Collection entries:

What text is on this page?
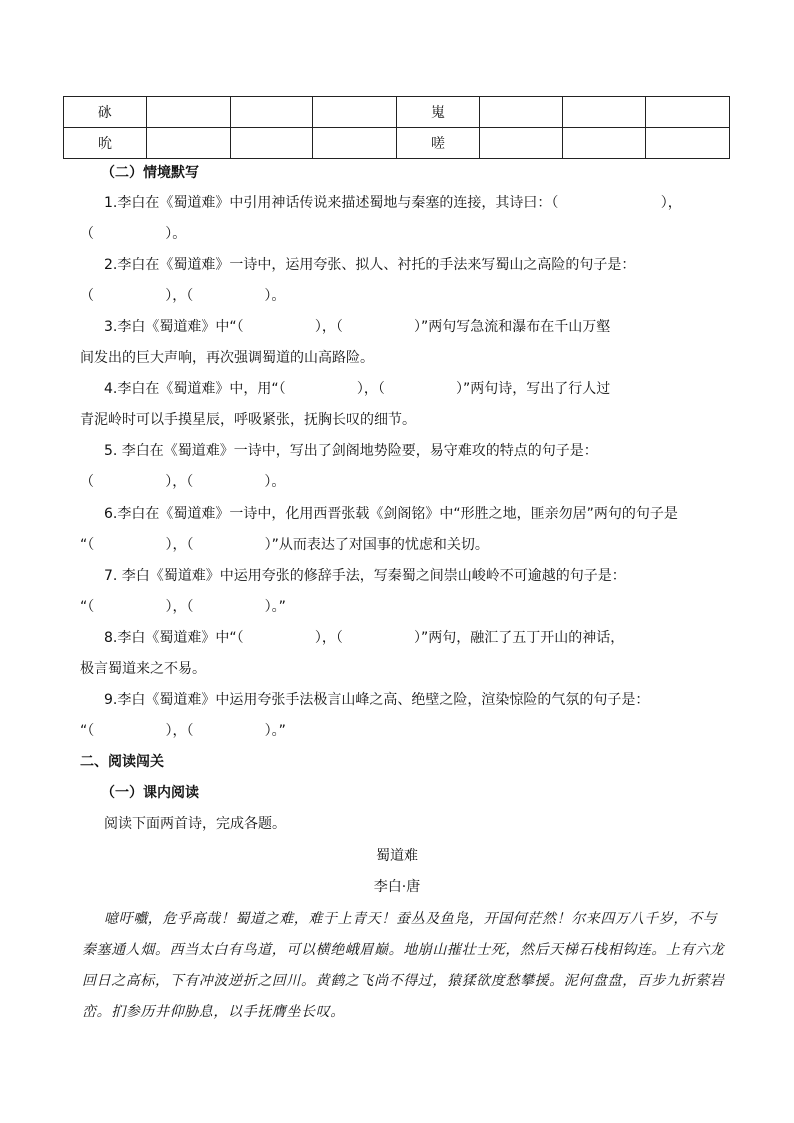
砯				嵬			
吮				嗟			
（二）情境默写
1.李白在《蜀道难》中引用神话传说来描述蜀地与秦塞的连接，其诗曰：（                       ），
（                ）。
2.李白在《蜀道难》一诗中，运用夸张、拟人、衬托的手法来写蜀山之高险的句子是：
（                ），（                ）。
3.李白《蜀道难》中“（                ），（                ）”两句写急流和瀑布在千山万壑
间发出的巨大声响，再次强调蜀道的山高路险。
4.李白在《蜀道难》中，用“（                ），（                ）”两句诗，写出了行人过
青泥岭时可以手摸星辰，呼吸紧张，抚胸长叹的细节。
5. 李白在《蜀道难》一诗中，写出了剑阁地势险要，易守难攻的特点的句子是：
（                ），（                ）。
6.李白在《蜀道难》一诗中，化用西晋张载《剑阁铭》中“形胜之地，匪亲勿居”两句的句子是
“（                ），（                ）”从而表达了对国事的忧虑和关切。
7. 李白《蜀道难》中运用夸张的修辞手法，写秦蜀之间崇山峻岭不可逾越的句子是：
“（                ），（                ）。”
8.李白《蜀道难》中“（                ），（                ）”两句，融汇了五丁开山的神话，
极言蜀道来之不易。
9.李白《蜀道难》中运用夸张手法极言山峰之高、绝壁之险，渲染惊险的气氛的句子是：
“（                ），（                ）。”
二、阅读闯关
（一）课内阅读
阅读下面两首诗，完成各题。
蜀道难
李白·唐
噫吁嚱，危乎高哉！蜀道之难，难于上青天！蚕丛及鱼凫，开国何茫然！尔来四万八千岁，不与
秦塞通人烟。西当太白有鸟道，可以横绝峨眉巅。地崩山摧壮士死，然后天梯石栈相钩连。上有六龙
回日之高标，下有冲波逆折之回川。黄鹤之飞尚不得过，猿猱欲度愁攀援。泥何盘盘，百步九折萦岩
峦。扪参历井仰胁息，以手抚膺坐长叹。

## INSTRUCTION:
Extract every line of the data exactly; pictures stay out.

## EXERCISE ANSWER:
What text is on this page?
砯				嵬			
吮				嗟			
（二）情境默写
1.李白在《蜀道难》中引用神话传说来描述蜀地与秦塞的连接，其诗曰：（                       ），
（                ）。
2.李白在《蜀道难》一诗中，运用夸张、拟人、衬托的手法来写蜀山之高险的句子是：
（                ），（                ）。
3.李白《蜀道难》中“（                ），（                ）”两句写急流和瀑布在千山万壑
间发出的巨大声响，再次强调蜀道的山高路险。
4.李白在《蜀道难》中，用“（                ），（                ）”两句诗，写出了行人过
青泥岭时可以手摸星辰，呼吸紧张，抚胸长叹的细节。
5. 李白在《蜀道难》一诗中，写出了剑阁地势险要，易守难攻的特点的句子是：
（                ），（                ）。
6.李白在《蜀道难》一诗中，化用西晋张载《剑阁铭》中“形胜之地，匪亲勿居”两句的句子是
“（                ），（                ）”从而表达了对国事的忧虑和关切。
7. 李白《蜀道难》中运用夸张的修辞手法，写秦蜀之间崇山峻岭不可逾越的句子是：
“（                ），（                ）。”
8.李白《蜀道难》中“（                ），（                ）”两句，融汇了五丁开山的神话，
极言蜀道来之不易。
9.李白《蜀道难》中运用夸张手法极言山峰之高、绝壁之险，渲染惊险的气氛的句子是：
“（                ），（                ）。”
二、阅读闯关
（一）课内阅读
阅读下面两首诗，完成各题。
蜀道难
李白·唐
噫吁嚱，危乎高哉！蜀道之难，难于上青天！蚕丛及鱼凫，开国何茫然！尔来四万八千岁，不与
秦塞通人烟。西当太白有鸟道，可以横绝峨眉巅。地崩山摧壮士死，然后天梯石栈相钩连。上有六龙
回日之高标，下有冲波逆折之回川。黄鹤之飞尚不得过，猿猱欲度愁攀援。泥何盘盘，百步九折萦岩
峦。扪参历井仰胁息，以手抚膺坐长叹。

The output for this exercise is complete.